---------- DATA TO PROCESS

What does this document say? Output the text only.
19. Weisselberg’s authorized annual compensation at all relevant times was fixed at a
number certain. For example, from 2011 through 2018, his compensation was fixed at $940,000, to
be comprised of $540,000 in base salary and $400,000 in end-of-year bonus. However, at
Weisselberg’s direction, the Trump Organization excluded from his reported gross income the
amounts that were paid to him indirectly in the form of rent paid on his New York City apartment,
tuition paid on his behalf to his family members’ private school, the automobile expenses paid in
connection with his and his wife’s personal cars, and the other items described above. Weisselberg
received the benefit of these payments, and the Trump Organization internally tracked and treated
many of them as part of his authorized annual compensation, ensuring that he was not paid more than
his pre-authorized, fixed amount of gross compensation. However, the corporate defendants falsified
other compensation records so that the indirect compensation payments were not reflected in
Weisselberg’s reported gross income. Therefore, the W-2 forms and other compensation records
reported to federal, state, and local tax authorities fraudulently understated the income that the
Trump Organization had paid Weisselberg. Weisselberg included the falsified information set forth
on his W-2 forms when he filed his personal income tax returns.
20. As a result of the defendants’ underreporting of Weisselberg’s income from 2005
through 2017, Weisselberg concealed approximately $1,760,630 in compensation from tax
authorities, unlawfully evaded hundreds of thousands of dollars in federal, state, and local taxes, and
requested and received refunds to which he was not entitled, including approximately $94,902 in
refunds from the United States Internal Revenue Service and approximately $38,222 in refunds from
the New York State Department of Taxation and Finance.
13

--------------------

REQUIRED TASK =
Restate every entry word for word.

RESULT FOR THIS EXERCISE =
What does this document say? Output the text only.
19. Weisselberg’s authorized annual compensation at all relevant times was fixed at a
number certain. For example, from 2011 through 2018, his compensation was fixed at $940,000, to
be comprised of $540,000 in base salary and $400,000 in end-of-year bonus. However, at
Weisselberg’s direction, the Trump Organization excluded from his reported gross income the
amounts that were paid to him indirectly in the form of rent paid on his New York City apartment,
tuition paid on his behalf to his family members’ private school, the automobile expenses paid in
connection with his and his wife’s personal cars, and the other items described above. Weisselberg
received the benefit of these payments, and the Trump Organization internally tracked and treated
many of them as part of his authorized annual compensation, ensuring that he was not paid more than
his pre-authorized, fixed amount of gross compensation. However, the corporate defendants falsified
other compensation records so that the indirect compensation payments were not reflected in
Weisselberg’s reported gross income. Therefore, the W-2 forms and other compensation records
reported to federal, state, and local tax authorities fraudulently understated the income that the
Trump Organization had paid Weisselberg. Weisselberg included the falsified information set forth
on his W-2 forms when he filed his personal income tax returns.
20. As a result of the defendants’ underreporting of Weisselberg’s income from 2005
through 2017, Weisselberg concealed approximately $1,760,630 in compensation from tax
authorities, unlawfully evaded hundreds of thousands of dollars in federal, state, and local taxes, and
requested and received refunds to which he was not entitled, including approximately $94,902 in
refunds from the United States Internal Revenue Service and approximately $38,222 in refunds from
the New York State Department of Taxation and Finance.
13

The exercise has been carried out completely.